══ Document text
Compression of mediastinal structures:Tumors or aneurysms may compress airways, vessels, and nerves, causing dyspnea, stridor, or vascular congestion.
Airway obstruction:Recurrent tugging may reflect partial obstruction of trachea or bronchi, especially if associated with dyspnea, brassy cough, or stridor.
Emergency interventions
If tracheal tugging is observed:
Assess for respiratory distress: tachypnea, stridor, accessory muscle use, cyanosis, agitation.
Airway management: check patency, administer oxygen, prepare for intubation if necessary.
Circulatory support: insert IV line for fluid and drug access.
Monitoring: initiate cardiac monitoring and pulse oximetry.
Positioning: semi-Fowler’s to aid respiration.
History and Physical Examination
History
Onset, duration, and progression of tugging.
Associated symptoms: chest pain, dyspnea, cough, dysphagia, hoarseness.
Past history: cardiovascular disease, mediastinal or thoracic tumors, chest surgery, trauma, or radiation therapy.
Physical Examination
Neck and trachea: palpate for masses, enlarged lymph nodes, abnormal pulsations, and tracheal deviation.
Chest: percussion and auscultation for abnormal breath or heart sounds.
Heart: listen for murmurs, thrills; assess for jugular venous distention.
Vascular assessment: palpate for pulsatile masses in suprasternal notch or intercostal spaces.
════
══ Dataset extract
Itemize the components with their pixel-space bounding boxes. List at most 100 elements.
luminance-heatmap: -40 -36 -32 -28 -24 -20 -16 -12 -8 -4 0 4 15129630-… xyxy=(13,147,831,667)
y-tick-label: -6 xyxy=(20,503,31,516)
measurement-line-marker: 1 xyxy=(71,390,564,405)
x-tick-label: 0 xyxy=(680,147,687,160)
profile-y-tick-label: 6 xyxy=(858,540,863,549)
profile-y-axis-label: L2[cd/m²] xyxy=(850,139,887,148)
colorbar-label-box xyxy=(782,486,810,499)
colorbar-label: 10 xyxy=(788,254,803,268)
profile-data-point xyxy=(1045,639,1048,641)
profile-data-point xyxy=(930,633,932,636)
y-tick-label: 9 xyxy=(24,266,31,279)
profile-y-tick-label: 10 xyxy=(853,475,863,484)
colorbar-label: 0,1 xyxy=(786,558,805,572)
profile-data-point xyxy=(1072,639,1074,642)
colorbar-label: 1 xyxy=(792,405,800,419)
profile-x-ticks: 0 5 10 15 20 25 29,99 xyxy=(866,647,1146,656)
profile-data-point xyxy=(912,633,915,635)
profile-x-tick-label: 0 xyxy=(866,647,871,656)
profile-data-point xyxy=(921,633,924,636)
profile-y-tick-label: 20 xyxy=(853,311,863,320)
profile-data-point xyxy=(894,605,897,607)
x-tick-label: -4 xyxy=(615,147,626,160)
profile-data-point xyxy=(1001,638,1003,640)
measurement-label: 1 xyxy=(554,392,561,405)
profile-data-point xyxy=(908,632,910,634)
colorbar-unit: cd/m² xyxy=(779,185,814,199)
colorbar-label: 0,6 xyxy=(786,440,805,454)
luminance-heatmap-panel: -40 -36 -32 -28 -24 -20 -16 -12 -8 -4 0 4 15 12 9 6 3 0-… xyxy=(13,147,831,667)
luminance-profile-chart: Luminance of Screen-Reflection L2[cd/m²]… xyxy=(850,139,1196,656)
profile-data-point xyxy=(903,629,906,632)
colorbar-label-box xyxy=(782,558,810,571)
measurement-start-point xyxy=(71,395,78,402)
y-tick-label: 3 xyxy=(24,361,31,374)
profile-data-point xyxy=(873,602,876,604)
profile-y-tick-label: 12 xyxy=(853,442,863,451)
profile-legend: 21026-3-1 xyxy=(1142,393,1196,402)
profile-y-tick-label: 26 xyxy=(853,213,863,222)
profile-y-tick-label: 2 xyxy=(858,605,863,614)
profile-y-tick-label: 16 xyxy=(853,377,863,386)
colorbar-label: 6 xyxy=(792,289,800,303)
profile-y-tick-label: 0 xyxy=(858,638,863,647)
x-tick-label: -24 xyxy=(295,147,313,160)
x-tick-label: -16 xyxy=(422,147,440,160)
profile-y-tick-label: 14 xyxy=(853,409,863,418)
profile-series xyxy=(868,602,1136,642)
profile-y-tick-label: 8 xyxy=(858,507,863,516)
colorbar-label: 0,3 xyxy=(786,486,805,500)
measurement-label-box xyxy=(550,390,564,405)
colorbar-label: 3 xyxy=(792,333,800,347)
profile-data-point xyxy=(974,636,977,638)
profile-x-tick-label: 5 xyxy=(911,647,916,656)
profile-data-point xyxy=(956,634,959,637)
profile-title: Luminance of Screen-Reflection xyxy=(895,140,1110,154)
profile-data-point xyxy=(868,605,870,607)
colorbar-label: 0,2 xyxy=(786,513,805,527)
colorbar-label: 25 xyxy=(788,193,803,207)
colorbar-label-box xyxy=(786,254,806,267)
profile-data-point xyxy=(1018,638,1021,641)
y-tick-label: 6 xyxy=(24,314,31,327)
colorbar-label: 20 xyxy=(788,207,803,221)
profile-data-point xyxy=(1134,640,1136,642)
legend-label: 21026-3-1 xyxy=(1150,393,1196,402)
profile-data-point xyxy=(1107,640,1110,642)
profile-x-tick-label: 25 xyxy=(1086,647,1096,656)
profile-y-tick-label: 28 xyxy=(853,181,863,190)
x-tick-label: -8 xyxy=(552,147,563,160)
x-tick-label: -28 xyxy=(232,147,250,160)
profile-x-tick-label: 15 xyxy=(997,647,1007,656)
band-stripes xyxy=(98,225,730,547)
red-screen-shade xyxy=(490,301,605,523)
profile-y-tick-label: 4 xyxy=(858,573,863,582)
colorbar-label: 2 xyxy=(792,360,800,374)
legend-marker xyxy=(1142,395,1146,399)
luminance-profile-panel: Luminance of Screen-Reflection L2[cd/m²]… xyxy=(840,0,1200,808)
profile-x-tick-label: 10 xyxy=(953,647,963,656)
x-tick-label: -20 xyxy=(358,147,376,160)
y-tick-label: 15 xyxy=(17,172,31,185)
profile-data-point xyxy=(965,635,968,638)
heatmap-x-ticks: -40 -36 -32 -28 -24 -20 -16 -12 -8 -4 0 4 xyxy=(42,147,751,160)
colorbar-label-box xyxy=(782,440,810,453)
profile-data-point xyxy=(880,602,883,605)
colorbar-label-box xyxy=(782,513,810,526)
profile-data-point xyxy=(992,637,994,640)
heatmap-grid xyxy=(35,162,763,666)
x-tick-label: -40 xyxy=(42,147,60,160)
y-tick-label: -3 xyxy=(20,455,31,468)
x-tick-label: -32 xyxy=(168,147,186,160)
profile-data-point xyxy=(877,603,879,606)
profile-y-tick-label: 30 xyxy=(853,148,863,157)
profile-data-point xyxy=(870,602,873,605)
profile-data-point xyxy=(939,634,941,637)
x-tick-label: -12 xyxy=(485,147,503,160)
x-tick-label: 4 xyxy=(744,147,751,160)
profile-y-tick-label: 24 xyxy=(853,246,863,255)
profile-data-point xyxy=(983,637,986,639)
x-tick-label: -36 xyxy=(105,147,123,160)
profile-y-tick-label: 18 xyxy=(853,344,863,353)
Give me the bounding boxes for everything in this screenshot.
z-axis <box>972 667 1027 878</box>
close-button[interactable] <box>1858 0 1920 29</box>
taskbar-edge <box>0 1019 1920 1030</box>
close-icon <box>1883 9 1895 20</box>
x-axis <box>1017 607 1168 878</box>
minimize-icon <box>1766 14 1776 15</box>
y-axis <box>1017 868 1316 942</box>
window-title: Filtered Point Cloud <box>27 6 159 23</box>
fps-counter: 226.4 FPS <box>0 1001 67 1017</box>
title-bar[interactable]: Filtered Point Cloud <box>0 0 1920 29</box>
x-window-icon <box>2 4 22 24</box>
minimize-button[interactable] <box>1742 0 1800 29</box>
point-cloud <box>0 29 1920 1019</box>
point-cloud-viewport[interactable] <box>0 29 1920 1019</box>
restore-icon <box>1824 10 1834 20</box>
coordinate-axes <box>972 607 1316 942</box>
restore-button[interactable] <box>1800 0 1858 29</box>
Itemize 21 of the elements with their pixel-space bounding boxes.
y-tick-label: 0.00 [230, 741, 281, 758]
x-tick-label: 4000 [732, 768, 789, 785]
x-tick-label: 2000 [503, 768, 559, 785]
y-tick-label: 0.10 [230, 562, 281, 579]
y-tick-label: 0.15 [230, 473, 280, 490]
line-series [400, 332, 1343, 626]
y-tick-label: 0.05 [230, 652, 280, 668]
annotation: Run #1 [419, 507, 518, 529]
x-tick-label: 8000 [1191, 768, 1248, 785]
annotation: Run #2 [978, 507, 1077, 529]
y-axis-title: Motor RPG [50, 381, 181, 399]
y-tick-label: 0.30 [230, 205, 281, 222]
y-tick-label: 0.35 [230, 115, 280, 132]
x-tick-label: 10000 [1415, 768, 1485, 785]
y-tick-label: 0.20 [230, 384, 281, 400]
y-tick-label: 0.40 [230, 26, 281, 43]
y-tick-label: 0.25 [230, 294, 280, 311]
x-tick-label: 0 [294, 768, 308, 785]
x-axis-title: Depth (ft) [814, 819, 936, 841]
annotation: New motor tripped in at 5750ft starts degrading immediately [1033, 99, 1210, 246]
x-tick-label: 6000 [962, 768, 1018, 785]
════
* [Prompt 1]
In the text on tracheal tugging, which patient position is recommended to aid respiration?
* [Prompt 2]
Write what comes next in the text on tracheal tugging, picking up after its last line.

* [Response area 1]
Semi-Fowler's position.

* [Response area 2]
Other systems: check for edema of face, neck, or upper limbs; hepatosplenomegaly.
Medical causes
Cause | Onset | Key Features | Associated Findings | Pathophysiology | Management |
Aortic arch aneurysm | Gradual, may acutely worsen | Visible tracheal tugging; severe substernal chest pain, radiating to back or side | Dyspnea, stridor, hoarseness, brassy cough, hemoptysis, jugular vein distention, facial/neck/arm edema, pulsatile mass, diastolic murmur, thrill | Dilatation of aortic arch compresses trachea, bronchus, esophagus, and surrounding nerves | Surgical repair, pain control, oxygen, monitor for rupture |
Hodgkin’s disease | Insidious | Tracheal tugging from mediastinal mass | Cervical lymphadenopathy, fever, fatigue, night sweats, weight loss, dyspnea, stridor, dry cough, dysphagia, jugular vein distention, edema, hepatosplenomegaly | Tumor adjacent to aortic arch compresses trachea and mediastinal vessels | Chemotherapy, radiotherapy, supportive care |
Thymoma | Gradual | Tugging with anterior mediastinal mass | Cough, chest pain, dysphagia, dyspnea, hoarseness, palpable neck mass, jugular vein distention, edema of face/neck/upper arm | Tumor in anterior mediastinum compresses trachea and adjacent structures | Surgical excision, chemotherapy/radiotherapy if malignant |
Special considerations
Place patient in semi-Fowler’s to ease respiration.
Administer cough suppressants or pain medications cautiously, monitor for respiratory depression.
Prepare for diagnostic studies:
Chest X-ray
Computed tomography (CT) scan
Lymphangiography
Aortography
Bone marrow or liver biopsy
Echocardiography
Complete blood count
Patient counseling
Explain the underlying cause and treatment options.
Discuss positions and techniques that ease breathing.
Educate about warning signs: worsening dyspnea, stridor, hemoptysis, sudden chest pain.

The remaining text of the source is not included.